(STATED TASK):
Quote all of the data below exactly, please.

(EXERCISE DATA):

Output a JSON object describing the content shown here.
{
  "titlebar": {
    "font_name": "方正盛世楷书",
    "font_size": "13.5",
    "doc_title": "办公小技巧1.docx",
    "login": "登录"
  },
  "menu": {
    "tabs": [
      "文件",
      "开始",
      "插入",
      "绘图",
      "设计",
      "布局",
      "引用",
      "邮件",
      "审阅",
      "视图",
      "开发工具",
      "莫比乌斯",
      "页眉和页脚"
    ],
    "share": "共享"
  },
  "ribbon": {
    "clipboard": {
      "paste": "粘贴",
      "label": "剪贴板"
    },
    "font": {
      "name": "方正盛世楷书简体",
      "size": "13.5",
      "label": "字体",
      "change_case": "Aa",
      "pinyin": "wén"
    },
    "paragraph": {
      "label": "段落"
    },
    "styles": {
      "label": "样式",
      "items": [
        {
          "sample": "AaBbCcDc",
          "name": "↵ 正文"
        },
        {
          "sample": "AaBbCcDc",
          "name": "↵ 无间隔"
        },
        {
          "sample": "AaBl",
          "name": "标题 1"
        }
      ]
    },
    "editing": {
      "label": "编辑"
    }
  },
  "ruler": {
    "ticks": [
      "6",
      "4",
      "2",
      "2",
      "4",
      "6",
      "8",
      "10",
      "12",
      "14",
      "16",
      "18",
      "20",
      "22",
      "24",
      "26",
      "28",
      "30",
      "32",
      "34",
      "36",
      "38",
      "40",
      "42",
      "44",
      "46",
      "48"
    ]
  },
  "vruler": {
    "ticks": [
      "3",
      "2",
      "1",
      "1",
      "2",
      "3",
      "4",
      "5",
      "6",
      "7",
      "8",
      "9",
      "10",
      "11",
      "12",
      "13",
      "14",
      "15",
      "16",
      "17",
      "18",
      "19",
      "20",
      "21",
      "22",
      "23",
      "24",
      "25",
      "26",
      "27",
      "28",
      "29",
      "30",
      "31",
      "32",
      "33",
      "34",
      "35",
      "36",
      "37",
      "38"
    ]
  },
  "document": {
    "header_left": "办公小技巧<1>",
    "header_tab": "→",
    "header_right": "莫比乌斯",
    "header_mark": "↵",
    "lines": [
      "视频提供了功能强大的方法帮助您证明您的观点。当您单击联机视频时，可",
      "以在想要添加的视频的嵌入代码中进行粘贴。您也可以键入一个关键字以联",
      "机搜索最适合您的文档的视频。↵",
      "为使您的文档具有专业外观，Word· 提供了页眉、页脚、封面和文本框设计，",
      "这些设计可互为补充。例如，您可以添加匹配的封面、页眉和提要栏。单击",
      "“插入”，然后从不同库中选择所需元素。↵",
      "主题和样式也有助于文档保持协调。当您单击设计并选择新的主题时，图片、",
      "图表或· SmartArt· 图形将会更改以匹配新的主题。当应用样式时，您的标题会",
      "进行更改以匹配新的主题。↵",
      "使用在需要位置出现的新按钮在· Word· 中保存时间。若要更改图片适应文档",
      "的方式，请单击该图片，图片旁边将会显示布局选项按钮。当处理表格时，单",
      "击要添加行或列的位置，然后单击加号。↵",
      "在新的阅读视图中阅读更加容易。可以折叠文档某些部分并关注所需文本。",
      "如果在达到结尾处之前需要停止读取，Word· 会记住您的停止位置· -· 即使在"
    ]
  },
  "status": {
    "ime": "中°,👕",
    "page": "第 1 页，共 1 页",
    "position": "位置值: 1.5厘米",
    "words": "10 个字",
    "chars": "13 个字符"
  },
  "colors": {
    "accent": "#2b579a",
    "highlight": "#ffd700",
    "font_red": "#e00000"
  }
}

(ANSWER IN FULL):
Output a JSON object describing the content shown here.
{
  "titlebar": {
    "font_name": "方正盛世楷书",
    "font_size": "13.5",
    "doc_title": "办公小技巧1.docx",
    "login": "登录"
  },
  "menu": {
    "tabs": [
      "文件",
      "开始",
      "插入",
      "绘图",
      "设计",
      "布局",
      "引用",
      "邮件",
      "审阅",
      "视图",
      "开发工具",
      "莫比乌斯",
      "页眉和页脚"
    ],
    "share": "共享"
  },
  "ribbon": {
    "clipboard": {
      "paste": "粘贴",
      "label": "剪贴板"
    },
    "font": {
      "name": "方正盛世楷书简体",
      "size": "13.5",
      "label": "字体",
      "change_case": "Aa",
      "pinyin": "wén"
    },
    "paragraph": {
      "label": "段落"
    },
    "styles": {
      "label": "样式",
      "items": [
        {
          "sample": "AaBbCcDc",
          "name": "↵ 正文"
        },
        {
          "sample": "AaBbCcDc",
          "name": "↵ 无间隔"
        },
        {
          "sample": "AaBl",
          "name": "标题 1"
        }
      ]
    },
    "editing": {
      "label": "编辑"
    }
  },
  "ruler": {
    "ticks": [
      "6",
      "4",
      "2",
      "2",
      "4",
      "6",
      "8",
      "10",
      "12",
      "14",
      "16",
      "18",
      "20",
      "22",
      "24",
      "26",
      "28",
      "30",
      "32",
      "34",
      "36",
      "38",
      "40",
      "42",
      "44",
      "46",
      "48"
    ]
  },
  "vruler": {
    "ticks": [
      "3",
      "2",
      "1",
      "1",
      "2",
      "3",
      "4",
      "5",
      "6",
      "7",
      "8",
      "9",
      "10",
      "11",
      "12",
      "13",
      "14",
      "15",
      "16",
      "17",
      "18",
      "19",
      "20",
      "21",
      "22",
      "23",
      "24",
      "25",
      "26",
      "27",
      "28",
      "29",
      "30",
      "31",
      "32",
      "33",
      "34",
      "35",
      "36",
      "37",
      "38"
    ]
  },
  "document": {
    "header_left": "办公小技巧<1>",
    "header_tab": "→",
    "header_right": "莫比乌斯",
    "header_mark": "↵",
    "lines": [
      "视频提供了功能强大的方法帮助您证明您的观点。当您单击联机视频时，可",
      "以在想要添加的视频的嵌入代码中进行粘贴。您也可以键入一个关键字以联",
      "机搜索最适合您的文档的视频。↵",
      "为使您的文档具有专业外观，Word· 提供了页眉、页脚、封面和文本框设计，",
      "这些设计可互为补充。例如，您可以添加匹配的封面、页眉和提要栏。单击",
      "“插入”，然后从不同库中选择所需元素。↵",
      "主题和样式也有助于文档保持协调。当您单击设计并选择新的主题时，图片、",
      "图表或· SmartArt· 图形将会更改以匹配新的主题。当应用样式时，您的标题会",
      "进行更改以匹配新的主题。↵",
      "使用在需要位置出现的新按钮在· Word· 中保存时间。若要更改图片适应文档",
      "的方式，请单击该图片，图片旁边将会显示布局选项按钮。当处理表格时，单",
      "击要添加行或列的位置，然后单击加号。↵",
      "在新的阅读视图中阅读更加容易。可以折叠文档某些部分并关注所需文本。",
      "如果在达到结尾处之前需要停止读取，Word· 会记住您的停止位置· -· 即使在"
    ]
  },
  "status": {
    "ime": "中°,👕",
    "page": "第 1 页，共 1 页",
    "position": "位置值: 1.5厘米",
    "words": "10 个字",
    "chars": "13 个字符"
  },
  "colors": {
    "accent": "#2b579a",
    "highlight": "#ffd700",
    "font_red": "#e00000"
  }
}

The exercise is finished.